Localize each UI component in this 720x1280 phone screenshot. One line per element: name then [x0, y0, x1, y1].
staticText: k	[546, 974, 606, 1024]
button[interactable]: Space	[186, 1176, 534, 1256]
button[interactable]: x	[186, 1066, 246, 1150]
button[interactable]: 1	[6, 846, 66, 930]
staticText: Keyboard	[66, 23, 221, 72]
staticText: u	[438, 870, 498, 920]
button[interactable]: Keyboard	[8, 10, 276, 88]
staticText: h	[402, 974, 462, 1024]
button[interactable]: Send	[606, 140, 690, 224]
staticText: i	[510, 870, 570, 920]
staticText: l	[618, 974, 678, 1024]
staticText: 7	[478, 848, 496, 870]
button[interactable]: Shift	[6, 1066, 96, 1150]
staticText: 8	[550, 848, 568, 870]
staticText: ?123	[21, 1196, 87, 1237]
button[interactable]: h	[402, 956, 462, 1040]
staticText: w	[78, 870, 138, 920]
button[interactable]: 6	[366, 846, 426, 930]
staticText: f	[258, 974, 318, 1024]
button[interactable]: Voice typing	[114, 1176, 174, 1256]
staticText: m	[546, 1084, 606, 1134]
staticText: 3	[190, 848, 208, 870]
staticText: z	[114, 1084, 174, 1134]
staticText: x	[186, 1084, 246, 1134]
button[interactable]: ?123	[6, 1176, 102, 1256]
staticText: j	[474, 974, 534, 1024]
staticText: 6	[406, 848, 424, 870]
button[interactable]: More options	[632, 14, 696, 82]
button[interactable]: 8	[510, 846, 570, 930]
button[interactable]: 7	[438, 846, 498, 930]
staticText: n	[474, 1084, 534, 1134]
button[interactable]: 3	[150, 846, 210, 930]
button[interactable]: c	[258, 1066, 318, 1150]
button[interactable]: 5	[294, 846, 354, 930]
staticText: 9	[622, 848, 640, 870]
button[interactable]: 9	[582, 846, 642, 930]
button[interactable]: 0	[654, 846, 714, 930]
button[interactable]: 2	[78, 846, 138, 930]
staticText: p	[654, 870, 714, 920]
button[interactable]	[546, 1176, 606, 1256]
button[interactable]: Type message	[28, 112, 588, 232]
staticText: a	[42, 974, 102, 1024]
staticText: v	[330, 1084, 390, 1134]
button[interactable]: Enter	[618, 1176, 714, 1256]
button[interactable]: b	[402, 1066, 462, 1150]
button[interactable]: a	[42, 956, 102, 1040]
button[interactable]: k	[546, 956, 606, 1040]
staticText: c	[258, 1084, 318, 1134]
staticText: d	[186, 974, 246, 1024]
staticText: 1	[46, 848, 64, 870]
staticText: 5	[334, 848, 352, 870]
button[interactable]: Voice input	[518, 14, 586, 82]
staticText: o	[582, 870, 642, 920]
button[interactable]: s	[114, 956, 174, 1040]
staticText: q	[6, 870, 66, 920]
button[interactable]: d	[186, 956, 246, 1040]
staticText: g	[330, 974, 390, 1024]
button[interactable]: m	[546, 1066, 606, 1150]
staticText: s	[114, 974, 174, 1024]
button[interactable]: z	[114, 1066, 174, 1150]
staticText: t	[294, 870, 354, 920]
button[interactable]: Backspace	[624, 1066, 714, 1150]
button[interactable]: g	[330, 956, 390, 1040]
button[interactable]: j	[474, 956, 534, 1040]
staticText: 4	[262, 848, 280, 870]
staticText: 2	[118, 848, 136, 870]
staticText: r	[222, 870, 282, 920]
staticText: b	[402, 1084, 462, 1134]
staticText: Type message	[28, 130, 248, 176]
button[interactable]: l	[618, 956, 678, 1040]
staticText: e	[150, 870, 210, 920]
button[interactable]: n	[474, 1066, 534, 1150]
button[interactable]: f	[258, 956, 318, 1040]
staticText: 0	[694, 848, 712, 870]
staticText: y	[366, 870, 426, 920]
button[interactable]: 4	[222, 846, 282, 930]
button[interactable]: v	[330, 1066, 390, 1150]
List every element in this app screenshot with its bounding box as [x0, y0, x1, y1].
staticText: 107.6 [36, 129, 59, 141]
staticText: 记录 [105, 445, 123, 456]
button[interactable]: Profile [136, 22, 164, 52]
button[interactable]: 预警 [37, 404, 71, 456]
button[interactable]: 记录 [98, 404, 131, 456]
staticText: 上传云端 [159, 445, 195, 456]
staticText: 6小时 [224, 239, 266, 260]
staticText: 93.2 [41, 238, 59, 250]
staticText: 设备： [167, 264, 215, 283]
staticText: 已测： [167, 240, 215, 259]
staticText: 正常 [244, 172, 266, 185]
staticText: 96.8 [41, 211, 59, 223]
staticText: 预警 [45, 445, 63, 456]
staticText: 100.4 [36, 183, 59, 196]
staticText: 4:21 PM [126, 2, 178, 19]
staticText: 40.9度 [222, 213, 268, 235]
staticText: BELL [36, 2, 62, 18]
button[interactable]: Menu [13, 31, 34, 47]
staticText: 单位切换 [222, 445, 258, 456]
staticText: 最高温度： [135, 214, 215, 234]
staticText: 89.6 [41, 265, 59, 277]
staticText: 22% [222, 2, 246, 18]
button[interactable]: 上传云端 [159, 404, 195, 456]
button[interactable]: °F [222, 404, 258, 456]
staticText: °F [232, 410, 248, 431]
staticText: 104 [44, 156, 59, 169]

──────────

**TASK BRIEF**
Rewrite all the entries above, changing "interactable" to "clickable" wherever it occurs and keeping everything else the same.

**EXERCISE ANSWER**
Localize each UI component in this 720x1280 phone screenshot. One line per element: name then [x0, y0, x1, y1].
staticText: k	[546, 974, 606, 1024]
button[clickable]: Space	[186, 1176, 534, 1256]
button[clickable]: x	[186, 1066, 246, 1150]
button[clickable]: 1	[6, 846, 66, 930]
staticText: Keyboard	[66, 23, 221, 72]
staticText: u	[438, 870, 498, 920]
button[clickable]: Keyboard	[8, 10, 276, 88]
staticText: h	[402, 974, 462, 1024]
button[clickable]: Send	[606, 140, 690, 224]
staticText: i	[510, 870, 570, 920]
staticText: l	[618, 974, 678, 1024]
staticText: 7	[478, 848, 496, 870]
button[clickable]: Shift	[6, 1066, 96, 1150]
staticText: 8	[550, 848, 568, 870]
staticText: ?123	[21, 1196, 87, 1237]
button[clickable]: h	[402, 956, 462, 1040]
staticText: w	[78, 870, 138, 920]
button[clickable]: 6	[366, 846, 426, 930]
staticText: f	[258, 974, 318, 1024]
button[clickable]: Voice typing	[114, 1176, 174, 1256]
staticText: m	[546, 1084, 606, 1134]
staticText: 3	[190, 848, 208, 870]
staticText: z	[114, 1084, 174, 1134]
staticText: x	[186, 1084, 246, 1134]
button[clickable]: ?123	[6, 1176, 102, 1256]
staticText: j	[474, 974, 534, 1024]
staticText: 6	[406, 848, 424, 870]
button[clickable]: More options	[632, 14, 696, 82]
button[clickable]: 8	[510, 846, 570, 930]
button[clickable]: 7	[438, 846, 498, 930]
staticText: n	[474, 1084, 534, 1134]
button[clickable]: 3	[150, 846, 210, 930]
button[clickable]: c	[258, 1066, 318, 1150]
button[clickable]: 5	[294, 846, 354, 930]
staticText: 9	[622, 848, 640, 870]
button[clickable]: 9	[582, 846, 642, 930]
button[clickable]: 0	[654, 846, 714, 930]
button[clickable]: 2	[78, 846, 138, 930]
staticText: p	[654, 870, 714, 920]
button[clickable]	[546, 1176, 606, 1256]
button[clickable]: Type message	[28, 112, 588, 232]
staticText: a	[42, 974, 102, 1024]
staticText: v	[330, 1084, 390, 1134]
button[clickable]: Enter	[618, 1176, 714, 1256]
button[clickable]: b	[402, 1066, 462, 1150]
button[clickable]: a	[42, 956, 102, 1040]
button[clickable]: k	[546, 956, 606, 1040]
staticText: c	[258, 1084, 318, 1134]
staticText: d	[186, 974, 246, 1024]
staticText: 1	[46, 848, 64, 870]
staticText: 5	[334, 848, 352, 870]
button[clickable]: Voice input	[518, 14, 586, 82]
staticText: o	[582, 870, 642, 920]
button[clickable]: s	[114, 956, 174, 1040]
staticText: q	[6, 870, 66, 920]
button[clickable]: d	[186, 956, 246, 1040]
staticText: g	[330, 974, 390, 1024]
button[clickable]: m	[546, 1066, 606, 1150]
staticText: s	[114, 974, 174, 1024]
button[clickable]: z	[114, 1066, 174, 1150]
staticText: t	[294, 870, 354, 920]
button[clickable]: Backspace	[624, 1066, 714, 1150]
button[clickable]: g	[330, 956, 390, 1040]
button[clickable]: j	[474, 956, 534, 1040]
staticText: 4	[262, 848, 280, 870]
staticText: 2	[118, 848, 136, 870]
staticText: r	[222, 870, 282, 920]
staticText: b	[402, 1084, 462, 1134]
staticText: Type message	[28, 130, 248, 176]
button[clickable]: l	[618, 956, 678, 1040]
staticText: e	[150, 870, 210, 920]
button[clickable]: n	[474, 1066, 534, 1150]
button[clickable]: f	[258, 956, 318, 1040]
staticText: 0	[694, 848, 712, 870]
staticText: y	[366, 870, 426, 920]
button[clickable]: 4	[222, 846, 282, 930]
button[clickable]: v	[330, 1066, 390, 1150]
List every element in this app screenshot with its bounding box as [x0, y0, x1, y1].
staticText: 107.6 [36, 129, 59, 141]
staticText: 记录 [105, 445, 123, 456]
button[clickable]: Profile [136, 22, 164, 52]
button[clickable]: 预警 [37, 404, 71, 456]
button[clickable]: 记录 [98, 404, 131, 456]
staticText: 上传云端 [159, 445, 195, 456]
staticText: 6小时 [224, 239, 266, 260]
staticText: 93.2 [41, 238, 59, 250]
staticText: 设备： [167, 264, 215, 283]
staticText: 已测： [167, 240, 215, 259]
staticText: 正常 [244, 172, 266, 185]
staticText: 96.8 [41, 211, 59, 223]
staticText: 预警 [45, 445, 63, 456]
staticText: 100.4 [36, 183, 59, 196]
staticText: 4:21 PM [126, 2, 178, 19]
staticText: 40.9度 [222, 213, 268, 235]
staticText: BELL [36, 2, 62, 18]
button[clickable]: Menu [13, 31, 34, 47]
staticText: 单位切换 [222, 445, 258, 456]
staticText: 最高温度： [135, 214, 215, 234]
staticText: 89.6 [41, 265, 59, 277]
staticText: 22% [222, 2, 246, 18]
button[clickable]: 上传云端 [159, 404, 195, 456]
button[clickable]: °F [222, 404, 258, 456]
staticText: °F [232, 410, 248, 431]
staticText: 104 [44, 156, 59, 169]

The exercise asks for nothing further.